Exercise: Write out the records below once more, exactly as they stand.

Given records:
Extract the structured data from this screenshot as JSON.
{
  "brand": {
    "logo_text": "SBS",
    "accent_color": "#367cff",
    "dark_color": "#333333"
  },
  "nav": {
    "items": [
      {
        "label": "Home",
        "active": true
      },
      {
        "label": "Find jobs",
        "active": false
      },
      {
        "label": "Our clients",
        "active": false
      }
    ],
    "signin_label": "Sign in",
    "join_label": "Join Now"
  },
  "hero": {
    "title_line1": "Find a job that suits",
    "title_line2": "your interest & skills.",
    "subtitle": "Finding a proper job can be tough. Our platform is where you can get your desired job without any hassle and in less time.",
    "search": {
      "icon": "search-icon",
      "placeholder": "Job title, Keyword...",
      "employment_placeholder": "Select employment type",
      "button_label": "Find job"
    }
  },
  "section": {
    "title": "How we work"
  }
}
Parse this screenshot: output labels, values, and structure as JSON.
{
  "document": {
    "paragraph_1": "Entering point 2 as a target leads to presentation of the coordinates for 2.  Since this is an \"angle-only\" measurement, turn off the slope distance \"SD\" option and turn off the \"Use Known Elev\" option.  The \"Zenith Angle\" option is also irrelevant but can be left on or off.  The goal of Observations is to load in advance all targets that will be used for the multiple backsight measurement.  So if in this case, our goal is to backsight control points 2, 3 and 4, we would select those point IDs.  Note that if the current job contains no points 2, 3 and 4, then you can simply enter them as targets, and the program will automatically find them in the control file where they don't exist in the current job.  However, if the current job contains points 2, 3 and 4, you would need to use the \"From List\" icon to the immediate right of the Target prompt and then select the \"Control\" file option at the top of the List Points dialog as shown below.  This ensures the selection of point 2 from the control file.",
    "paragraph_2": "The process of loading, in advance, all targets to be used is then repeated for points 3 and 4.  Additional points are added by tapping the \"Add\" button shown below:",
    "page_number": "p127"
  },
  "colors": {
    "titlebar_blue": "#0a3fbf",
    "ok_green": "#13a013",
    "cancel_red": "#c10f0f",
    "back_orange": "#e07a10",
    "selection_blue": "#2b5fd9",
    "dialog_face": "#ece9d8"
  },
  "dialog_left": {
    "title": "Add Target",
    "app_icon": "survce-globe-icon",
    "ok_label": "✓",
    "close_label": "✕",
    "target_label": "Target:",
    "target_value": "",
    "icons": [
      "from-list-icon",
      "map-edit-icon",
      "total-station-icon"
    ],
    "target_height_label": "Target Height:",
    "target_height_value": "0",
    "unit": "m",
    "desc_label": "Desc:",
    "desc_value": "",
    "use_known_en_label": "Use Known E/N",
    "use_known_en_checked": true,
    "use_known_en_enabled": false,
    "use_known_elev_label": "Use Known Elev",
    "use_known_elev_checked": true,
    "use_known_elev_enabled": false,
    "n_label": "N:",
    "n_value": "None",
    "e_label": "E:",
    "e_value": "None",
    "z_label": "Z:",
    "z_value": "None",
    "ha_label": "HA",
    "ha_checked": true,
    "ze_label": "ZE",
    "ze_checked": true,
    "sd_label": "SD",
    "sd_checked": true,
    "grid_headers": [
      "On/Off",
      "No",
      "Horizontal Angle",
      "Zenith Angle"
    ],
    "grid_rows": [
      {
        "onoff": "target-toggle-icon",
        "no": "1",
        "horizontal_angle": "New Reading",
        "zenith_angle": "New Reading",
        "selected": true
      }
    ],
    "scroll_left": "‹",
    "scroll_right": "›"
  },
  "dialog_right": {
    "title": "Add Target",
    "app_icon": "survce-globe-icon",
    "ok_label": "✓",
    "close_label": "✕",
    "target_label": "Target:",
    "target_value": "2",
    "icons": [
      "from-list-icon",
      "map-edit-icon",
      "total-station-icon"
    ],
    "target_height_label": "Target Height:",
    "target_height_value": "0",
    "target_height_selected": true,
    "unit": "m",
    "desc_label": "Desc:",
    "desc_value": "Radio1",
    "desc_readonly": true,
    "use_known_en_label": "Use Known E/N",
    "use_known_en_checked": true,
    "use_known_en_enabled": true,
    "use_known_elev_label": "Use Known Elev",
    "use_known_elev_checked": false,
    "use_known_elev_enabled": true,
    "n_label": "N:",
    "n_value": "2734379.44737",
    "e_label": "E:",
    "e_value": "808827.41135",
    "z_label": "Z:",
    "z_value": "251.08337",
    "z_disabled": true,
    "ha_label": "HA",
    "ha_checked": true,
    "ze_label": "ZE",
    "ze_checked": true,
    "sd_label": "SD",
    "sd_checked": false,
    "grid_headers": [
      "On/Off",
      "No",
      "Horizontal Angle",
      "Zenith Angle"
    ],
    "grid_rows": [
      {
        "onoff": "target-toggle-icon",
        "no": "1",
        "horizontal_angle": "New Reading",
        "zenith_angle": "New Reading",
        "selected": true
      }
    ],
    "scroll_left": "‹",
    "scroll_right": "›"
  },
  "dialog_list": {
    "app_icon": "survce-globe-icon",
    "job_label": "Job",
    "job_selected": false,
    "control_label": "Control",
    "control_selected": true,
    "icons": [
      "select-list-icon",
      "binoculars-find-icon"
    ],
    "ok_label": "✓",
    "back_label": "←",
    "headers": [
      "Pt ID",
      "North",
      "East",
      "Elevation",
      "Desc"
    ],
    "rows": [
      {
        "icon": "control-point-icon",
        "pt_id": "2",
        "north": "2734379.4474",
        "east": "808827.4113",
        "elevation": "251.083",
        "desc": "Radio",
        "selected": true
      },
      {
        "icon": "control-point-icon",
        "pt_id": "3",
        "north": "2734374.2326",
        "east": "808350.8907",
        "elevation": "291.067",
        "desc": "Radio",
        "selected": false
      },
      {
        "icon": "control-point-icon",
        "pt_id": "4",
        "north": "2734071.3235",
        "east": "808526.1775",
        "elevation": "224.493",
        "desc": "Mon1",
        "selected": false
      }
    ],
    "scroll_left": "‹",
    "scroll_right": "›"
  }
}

Written answer:
Extract the structured data from this screenshot as JSON.
{
  "brand": {
    "logo_text": "SBS",
    "accent_color": "#367cff",
    "dark_color": "#333333"
  },
  "nav": {
    "items": [
      {
        "label": "Home",
        "active": true
      },
      {
        "label": "Find jobs",
        "active": false
      },
      {
        "label": "Our clients",
        "active": false
      }
    ],
    "signin_label": "Sign in",
    "join_label": "Join Now"
  },
  "hero": {
    "title_line1": "Find a job that suits",
    "title_line2": "your interest & skills.",
    "subtitle": "Finding a proper job can be tough. Our platform is where you can get your desired job without any hassle and in less time.",
    "search": {
      "icon": "search-icon",
      "placeholder": "Job title, Keyword...",
      "employment_placeholder": "Select employment type",
      "button_label": "Find job"
    }
  },
  "section": {
    "title": "How we work"
  }
}
Parse this screenshot: output labels, values, and structure as JSON.
{
  "document": {
    "paragraph_1": "Entering point 2 as a target leads to presentation of the coordinates for 2.  Since this is an \"angle-only\" measurement, turn off the slope distance \"SD\" option and turn off the \"Use Known Elev\" option.  The \"Zenith Angle\" option is also irrelevant but can be left on or off.  The goal of Observations is to load in advance all targets that will be used for the multiple backsight measurement.  So if in this case, our goal is to backsight control points 2, 3 and 4, we would select those point IDs.  Note that if the current job contains no points 2, 3 and 4, then you can simply enter them as targets, and the program will automatically find them in the control file where they don't exist in the current job.  However, if the current job contains points 2, 3 and 4, you would need to use the \"From List\" icon to the immediate right of the Target prompt and then select the \"Control\" file option at the top of the List Points dialog as shown below.  This ensures the selection of point 2 from the control file.",
    "paragraph_2": "The process of loading, in advance, all targets to be used is then repeated for points 3 and 4.  Additional points are added by tapping the \"Add\" button shown below:",
    "page_number": "p127"
  },
  "colors": {
    "titlebar_blue": "#0a3fbf",
    "ok_green": "#13a013",
    "cancel_red": "#c10f0f",
    "back_orange": "#e07a10",
    "selection_blue": "#2b5fd9",
    "dialog_face": "#ece9d8"
  },
  "dialog_left": {
    "title": "Add Target",
    "app_icon": "survce-globe-icon",
    "ok_label": "✓",
    "close_label": "✕",
    "target_label": "Target:",
    "target_value": "",
    "icons": [
      "from-list-icon",
      "map-edit-icon",
      "total-station-icon"
    ],
    "target_height_label": "Target Height:",
    "target_height_value": "0",
    "unit": "m",
    "desc_label": "Desc:",
    "desc_value": "",
    "use_known_en_label": "Use Known E/N",
    "use_known_en_checked": true,
    "use_known_en_enabled": false,
    "use_known_elev_label": "Use Known Elev",
    "use_known_elev_checked": true,
    "use_known_elev_enabled": false,
    "n_label": "N:",
    "n_value": "None",
    "e_label": "E:",
    "e_value": "None",
    "z_label": "Z:",
    "z_value": "None",
    "ha_label": "HA",
    "ha_checked": true,
    "ze_label": "ZE",
    "ze_checked": true,
    "sd_label": "SD",
    "sd_checked": true,
    "grid_headers": [
      "On/Off",
      "No",
      "Horizontal Angle",
      "Zenith Angle"
    ],
    "grid_rows": [
      {
        "onoff": "target-toggle-icon",
        "no": "1",
        "horizontal_angle": "New Reading",
        "zenith_angle": "New Reading",
        "selected": true
      }
    ],
    "scroll_left": "‹",
    "scroll_right": "›"
  },
  "dialog_right": {
    "title": "Add Target",
    "app_icon": "survce-globe-icon",
    "ok_label": "✓",
    "close_label": "✕",
    "target_label": "Target:",
    "target_value": "2",
    "icons": [
      "from-list-icon",
      "map-edit-icon",
      "total-station-icon"
    ],
    "target_height_label": "Target Height:",
    "target_height_value": "0",
    "target_height_selected": true,
    "unit": "m",
    "desc_label": "Desc:",
    "desc_value": "Radio1",
    "desc_readonly": true,
    "use_known_en_label": "Use Known E/N",
    "use_known_en_checked": true,
    "use_known_en_enabled": true,
    "use_known_elev_label": "Use Known Elev",
    "use_known_elev_checked": false,
    "use_known_elev_enabled": true,
    "n_label": "N:",
    "n_value": "2734379.44737",
    "e_label": "E:",
    "e_value": "808827.41135",
    "z_label": "Z:",
    "z_value": "251.08337",
    "z_disabled": true,
    "ha_label": "HA",
    "ha_checked": true,
    "ze_label": "ZE",
    "ze_checked": true,
    "sd_label": "SD",
    "sd_checked": false,
    "grid_headers": [
      "On/Off",
      "No",
      "Horizontal Angle",
      "Zenith Angle"
    ],
    "grid_rows": [
      {
        "onoff": "target-toggle-icon",
        "no": "1",
        "horizontal_angle": "New Reading",
        "zenith_angle": "New Reading",
        "selected": true
      }
    ],
    "scroll_left": "‹",
    "scroll_right": "›"
  },
  "dialog_list": {
    "app_icon": "survce-globe-icon",
    "job_label": "Job",
    "job_selected": false,
    "control_label": "Control",
    "control_selected": true,
    "icons": [
      "select-list-icon",
      "binoculars-find-icon"
    ],
    "ok_label": "✓",
    "back_label": "←",
    "headers": [
      "Pt ID",
      "North",
      "East",
      "Elevation",
      "Desc"
    ],
    "rows": [
      {
        "icon": "control-point-icon",
        "pt_id": "2",
        "north": "2734379.4474",
        "east": "808827.4113",
        "elevation": "251.083",
        "desc": "Radio",
        "selected": true
      },
      {
        "icon": "control-point-icon",
        "pt_id": "3",
        "north": "2734374.2326",
        "east": "808350.8907",
        "elevation": "291.067",
        "desc": "Radio",
        "selected": false
      },
      {
        "icon": "control-point-icon",
        "pt_id": "4",
        "north": "2734071.3235",
        "east": "808526.1775",
        "elevation": "224.493",
        "desc": "Mon1",
        "selected": false
      }
    ],
    "scroll_left": "‹",
    "scroll_right": "›"
  }
}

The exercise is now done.